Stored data

— BEGIN —

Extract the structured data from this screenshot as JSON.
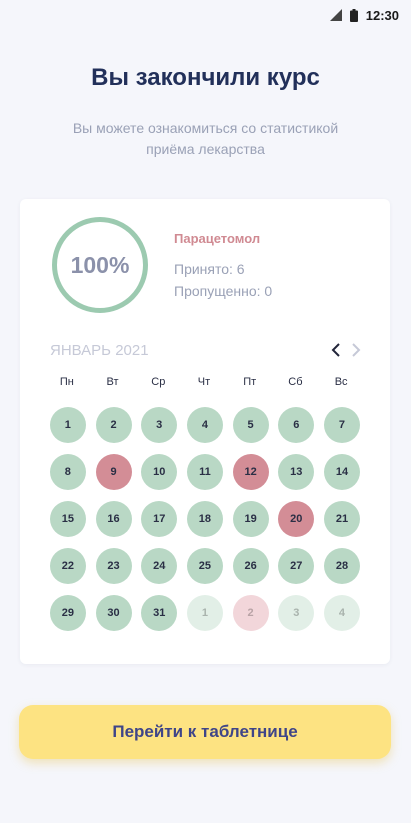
{
  "status_bar": {
    "time": "12:30",
    "icons": [
      "signal-icon",
      "battery-icon"
    ]
  },
  "header": {
    "title": "Вы закончили курс",
    "subtitle_line1": "Вы можете ознакомиться со статистикой",
    "subtitle_line2": "приёма лекарства"
  },
  "stats": {
    "progress": "100%",
    "drug_name": "Парацетомол",
    "taken": "Принято: 6",
    "missed": "Пропущенно: 0"
  },
  "calendar": {
    "month": "ЯНВАРЬ 2021",
    "weekdays": [
      "Пн",
      "Вт",
      "Ср",
      "Чт",
      "Пт",
      "Сб",
      "Вс"
    ],
    "days": [
      {
        "label": "1",
        "state": "taken-day"
      },
      {
        "label": "2",
        "state": "taken-day"
      },
      {
        "label": "3",
        "state": "taken-day"
      },
      {
        "label": "4",
        "state": "taken-day"
      },
      {
        "label": "5",
        "state": "taken-day"
      },
      {
        "label": "6",
        "state": "taken-day"
      },
      {
        "label": "7",
        "state": "taken-day"
      },
      {
        "label": "8",
        "state": "taken-day"
      },
      {
        "label": "9",
        "state": "missed-day"
      },
      {
        "label": "10",
        "state": "taken-day"
      },
      {
        "label": "11",
        "state": "taken-day"
      },
      {
        "label": "12",
        "state": "missed-day"
      },
      {
        "label": "13",
        "state": "taken-day"
      },
      {
        "label": "14",
        "state": "taken-day"
      },
      {
        "label": "15",
        "state": "taken-day"
      },
      {
        "label": "16",
        "state": "taken-day"
      },
      {
        "label": "17",
        "state": "taken-day"
      },
      {
        "label": "18",
        "state": "taken-day"
      },
      {
        "label": "19",
        "state": "taken-day"
      },
      {
        "label": "20",
        "state": "missed-day"
      },
      {
        "label": "21",
        "state": "taken-day"
      },
      {
        "label": "22",
        "state": "taken-day"
      },
      {
        "label": "23",
        "state": "taken-day"
      },
      {
        "label": "24",
        "state": "taken-day"
      },
      {
        "label": "25",
        "state": "taken-day"
      },
      {
        "label": "26",
        "state": "taken-day"
      },
      {
        "label": "27",
        "state": "taken-day"
      },
      {
        "label": "28",
        "state": "taken-day"
      },
      {
        "label": "29",
        "state": "taken-day"
      },
      {
        "label": "30",
        "state": "taken-day"
      },
      {
        "label": "31",
        "state": "taken-day"
      },
      {
        "label": "1",
        "state": "next-taken"
      },
      {
        "label": "2",
        "state": "next-missed"
      },
      {
        "label": "3",
        "state": "next-taken"
      },
      {
        "label": "4",
        "state": "next-taken"
      }
    ]
  },
  "cta": {
    "label": "Перейти к таблетнице"
  },
  "colors": {
    "background": "#f5f6fb",
    "title": "#22305a",
    "taken": "#b9d8c5",
    "missed": "#d38d96",
    "cta": "#fde382",
    "cta_text": "#3f4588"
  }
}
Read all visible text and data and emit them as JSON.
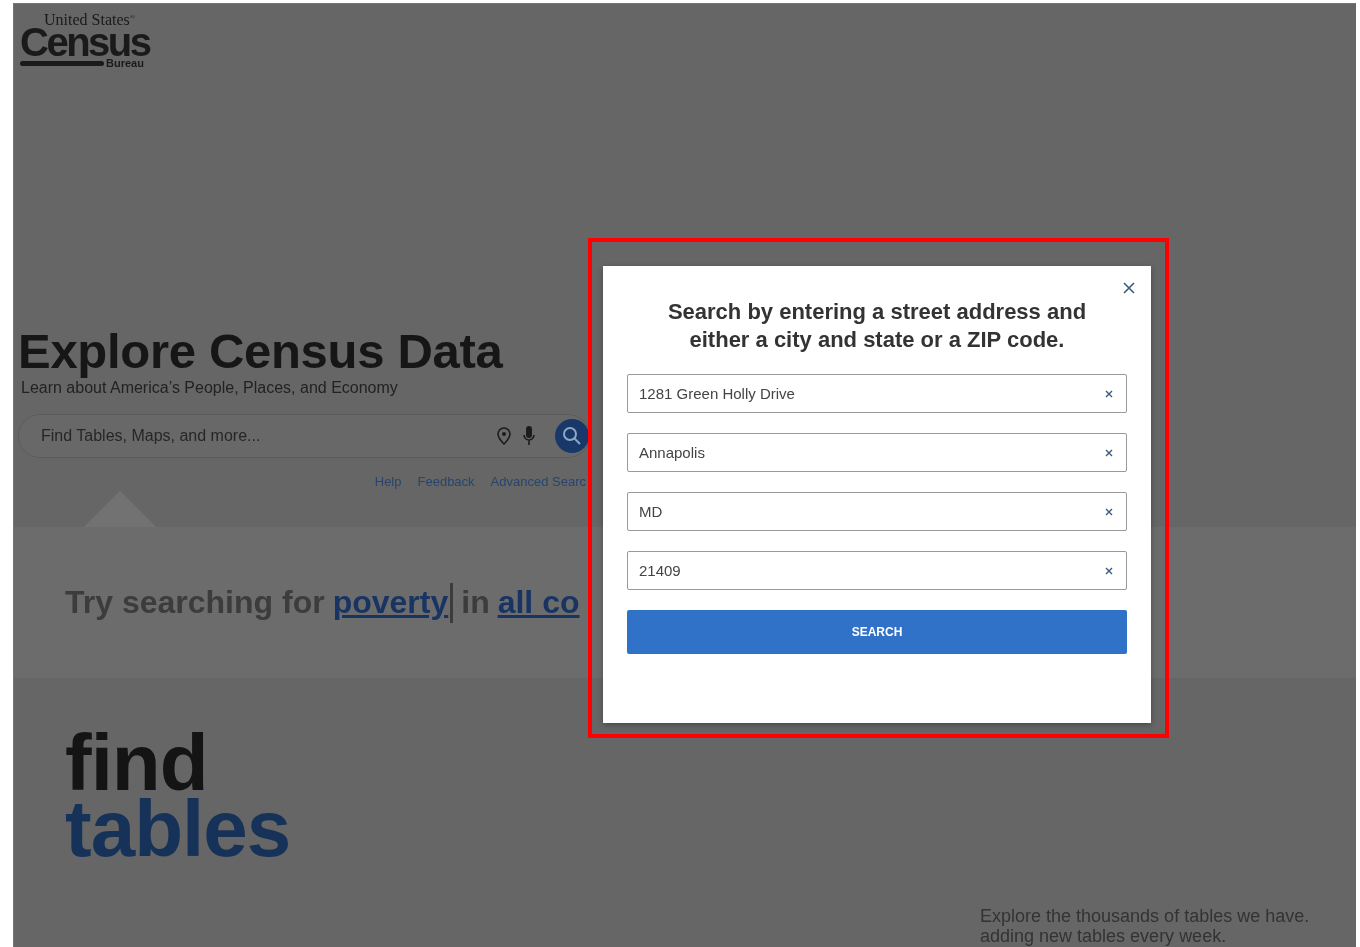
{
  "logo": {
    "top": "United States$^{®}$",
    "main": "Census",
    "bottom": "Bureau"
  },
  "hero": {
    "title": "Explore Census Data",
    "subtitle": "Learn about America’s People, Places, and Economy"
  },
  "search": {
    "placeholder": "Find Tables, Maps, and more..."
  },
  "search_links": [
    "Help",
    "Feedback",
    "Advanced Searc"
  ],
  "suggestion": {
    "prefix": "Try searching for",
    "topic": "poverty",
    "middle": "in",
    "scope": "all co"
  },
  "find": {
    "line1": "find",
    "line2": "tables",
    "description": [
      "Explore the thousands of tables we have.",
      "adding new tables every week."
    ]
  },
  "modal": {
    "highlighted": true,
    "title": "Search by entering a street address and either a city and state or a ZIP code.",
    "fields": [
      {
        "value": "1281 Green Holly Drive"
      },
      {
        "value": "Annapolis"
      },
      {
        "value": "MD"
      },
      {
        "value": "21409"
      }
    ],
    "button": "SEARCH"
  }
}
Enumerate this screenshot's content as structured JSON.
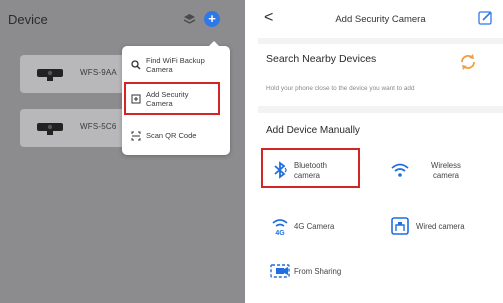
{
  "left": {
    "title": "Device",
    "devices": [
      {
        "name": "WFS-9AA"
      },
      {
        "name": "WFS-5C6"
      }
    ],
    "menu": [
      {
        "label_line1": "Find WiFi Backup",
        "label_line2": "Camera",
        "icon": "search-icon"
      },
      {
        "label_line1": "Add Security",
        "label_line2": "Camera",
        "icon": "add-box-icon"
      },
      {
        "label_line1": "Scan QR Code",
        "label_line2": "",
        "icon": "scan-icon"
      }
    ]
  },
  "right": {
    "title": "Add Security Camera",
    "back_glyph": "<",
    "search": {
      "title": "Search Nearby Devices",
      "subtitle": "Hold your phone close to the device you want to add"
    },
    "manual": {
      "title": "Add Device Manually",
      "options": [
        {
          "line1": "Bluetooth",
          "line2": "camera",
          "icon": "bluetooth-icon"
        },
        {
          "line1": "Wireless",
          "line2": "camera",
          "icon": "wifi-icon"
        },
        {
          "line1": "4G Camera",
          "line2": "",
          "icon": "4g-icon"
        },
        {
          "line1": "Wired camera",
          "line2": "",
          "icon": "wired-icon"
        },
        {
          "line1": "From Sharing",
          "line2": "",
          "icon": "sharing-icon"
        }
      ]
    }
  },
  "colors": {
    "accent": "#2f78e8",
    "highlight": "#d42525",
    "refresh": "#f0a040"
  }
}
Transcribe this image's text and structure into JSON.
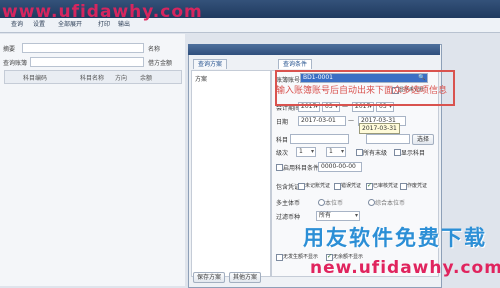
{
  "watermark": {
    "top_url": "www.ufidawhy.com",
    "bottom_cn": "用友软件免费下载",
    "bottom_url": "new.ufidawhy.com"
  },
  "toolbar": {
    "items": [
      "查询",
      "设置",
      "全部展开",
      "打印",
      "输出"
    ]
  },
  "left_panel": {
    "labels": [
      "摘要",
      "名称",
      "查询账簿",
      "借方金额",
      "余额"
    ],
    "grid_headers": [
      "科目编码",
      "科目名称",
      "方向",
      "余额"
    ]
  },
  "dialog": {
    "tabs": [
      "查询方案",
      "查询条件"
    ],
    "tree_root": "方案",
    "account_book_label": "账簿账号",
    "account_book_value": "BD1-0001",
    "red_note": "输入账簿账号后自动出来下面众多选项信息",
    "show_all_checkbox": "显示未记账",
    "period_label": "会计期间",
    "period_from_year": "2017",
    "period_from_month": "03",
    "period_to_year": "2017",
    "period_to_month": "03",
    "date_label": "日期",
    "date_from": "2017-03-01",
    "date_to": "2017-03-31",
    "tooltip": "2017-03-31",
    "subject_label": "科目",
    "subject_level_label": "级次",
    "level_from": "1",
    "level_to": "1",
    "level_end_label": "所有末级",
    "show_all_label": "显示科目",
    "search_btn": "选择",
    "subject_filter_label": "启用科目条件",
    "subject_filter_value": "0000-00-00",
    "voucher_label": "包含凭证",
    "voucher_options": [
      "未记账凭证",
      "错误凭证",
      "已审核凭证",
      "作废凭证"
    ],
    "currency_label": "多主体币",
    "currency_options": [
      "本位币",
      "综合本位币"
    ],
    "format_label": "过滤币种",
    "format_value": "所有",
    "bottom_options": [
      "无发生额不显示",
      "无余额不显示"
    ],
    "buttons": {
      "save": "保存方案",
      "other": "其他方案"
    }
  }
}
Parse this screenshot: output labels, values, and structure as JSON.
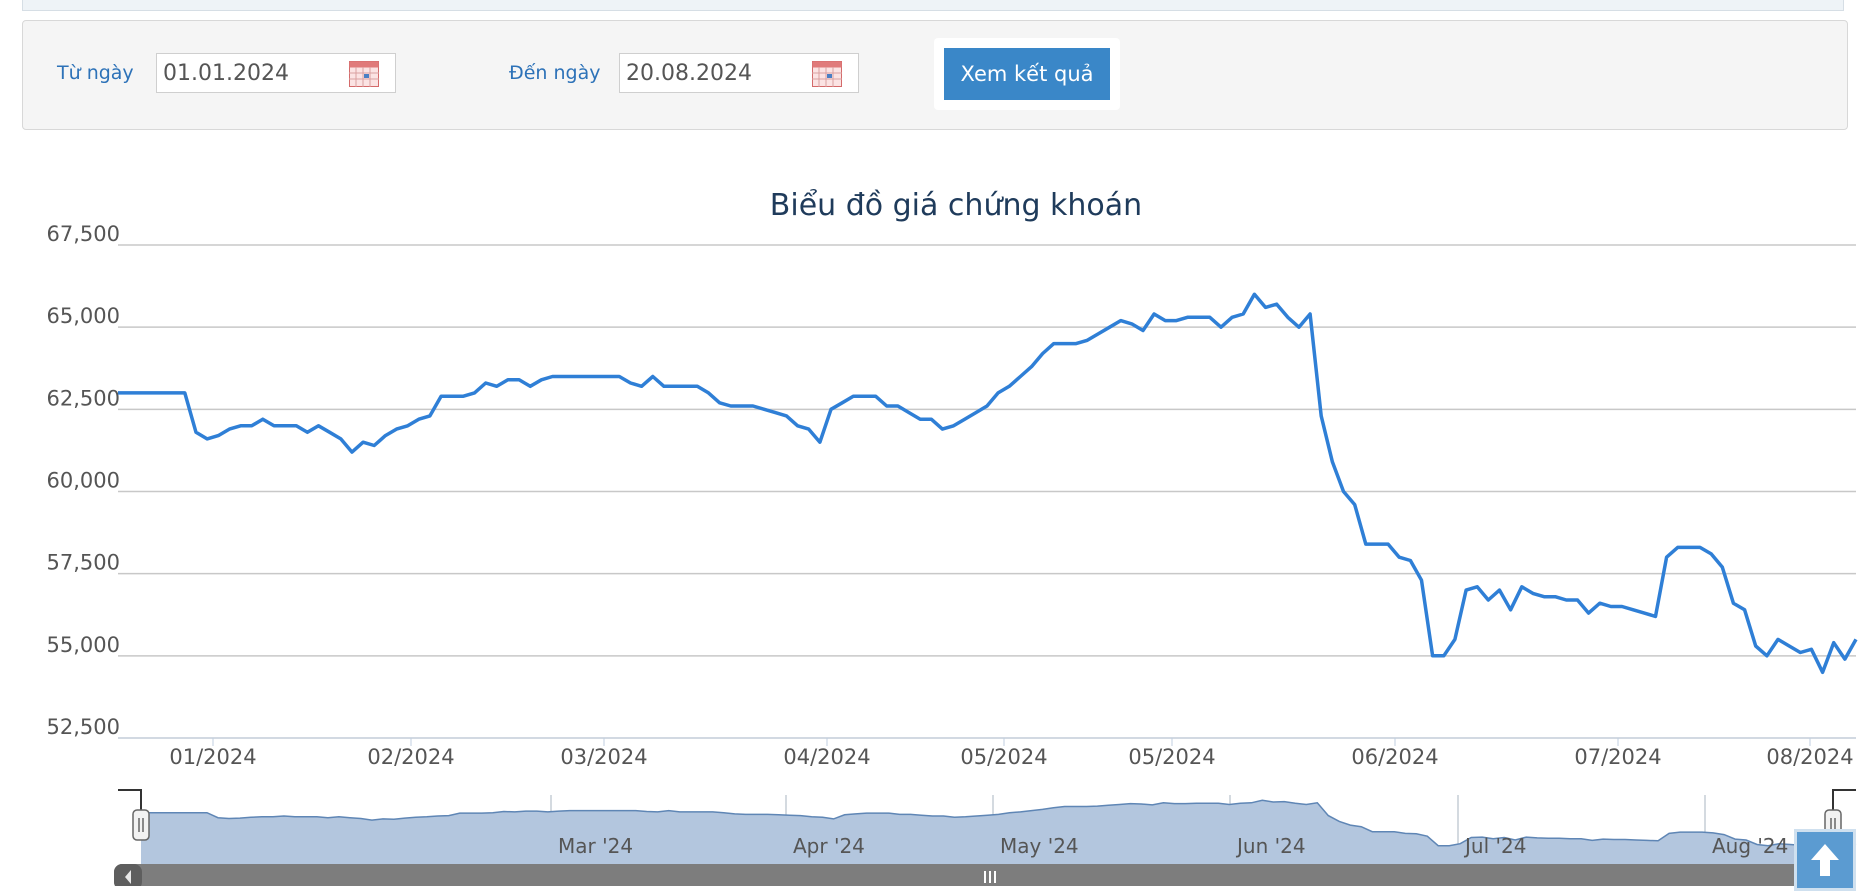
{
  "filter": {
    "from_label": "Từ ngày",
    "from_value": "01.01.2024",
    "to_label": "Đến ngày",
    "to_value": "20.08.2024",
    "submit_label": "Xem kết quả"
  },
  "colors": {
    "line": "#2f7fd6",
    "navigator_fill": "#b3c6de",
    "navigator_line": "#5f86b5",
    "button": "#3a87c8",
    "grid": "#c8c8c8",
    "scrollbar": "#7d7d7d"
  },
  "chart_data": {
    "type": "line",
    "title": "Biểu đồ giá chứng khoán",
    "ylim": [
      52500,
      67500
    ],
    "yticks": [
      52500,
      55000,
      57500,
      60000,
      62500,
      65000,
      67500
    ],
    "ytick_labels": [
      "52,500",
      "55,000",
      "57,500",
      "60,000",
      "62,500",
      "65,000",
      "67,500"
    ],
    "x_labels": [
      "01/2024",
      "02/2024",
      "03/2024",
      "04/2024",
      "05/2024",
      "05/2024",
      "06/2024",
      "07/2024",
      "08/2024"
    ],
    "navigator_labels": [
      "Mar '24",
      "Apr '24",
      "May '24",
      "Jun '24",
      "Jul '24",
      "Aug '24"
    ],
    "grid": true,
    "series": [
      {
        "values": [
          63000,
          63000,
          63000,
          63000,
          63000,
          63000,
          63000,
          61800,
          61600,
          61700,
          61900,
          62000,
          62000,
          62200,
          62000,
          62000,
          62000,
          61800,
          62000,
          61800,
          61600,
          61200,
          61500,
          61400,
          61700,
          61900,
          62000,
          62200,
          62300,
          62900,
          62900,
          62900,
          63000,
          63300,
          63200,
          63400,
          63400,
          63200,
          63400,
          63500,
          63500,
          63500,
          63500,
          63500,
          63500,
          63500,
          63300,
          63200,
          63500,
          63200,
          63200,
          63200,
          63200,
          63000,
          62700,
          62600,
          62600,
          62600,
          62500,
          62400,
          62300,
          62000,
          61900,
          61500,
          62500,
          62700,
          62900,
          62900,
          62900,
          62600,
          62600,
          62400,
          62200,
          62200,
          61900,
          62000,
          62200,
          62400,
          62600,
          63000,
          63200,
          63500,
          63800,
          64200,
          64500,
          64500,
          64500,
          64600,
          64800,
          65000,
          65200,
          65100,
          64900,
          65400,
          65200,
          65200,
          65300,
          65300,
          65300,
          65000,
          65300,
          65400,
          66000,
          65600,
          65700,
          65300,
          65000,
          65400,
          62300,
          60900,
          60000,
          59600,
          58400,
          58400,
          58400,
          58000,
          57900,
          57300,
          55000,
          55000,
          55500,
          57000,
          57100,
          56700,
          57000,
          56400,
          57100,
          56900,
          56800,
          56800,
          56700,
          56700,
          56300,
          56600,
          56500,
          56500,
          56400,
          56300,
          56200,
          58000,
          58300,
          58300,
          58300,
          58100,
          57700,
          56600,
          56400,
          55300,
          55000,
          55500,
          55300,
          55100,
          55200,
          54500,
          55400,
          54900,
          55500
        ]
      }
    ]
  }
}
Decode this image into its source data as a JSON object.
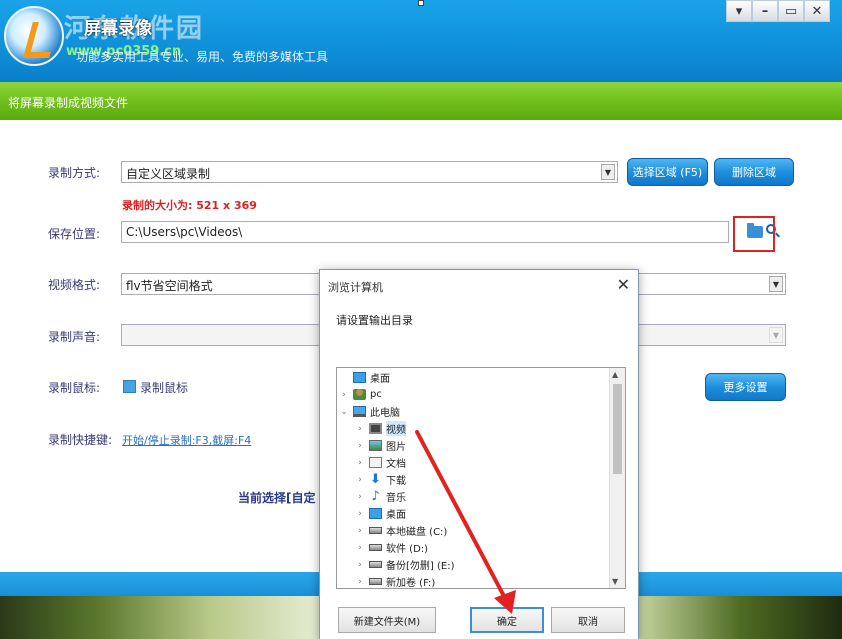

— END —

Do this: Determine how many lines in the data above contain the string "into". Give nothing except the number.

Output: 2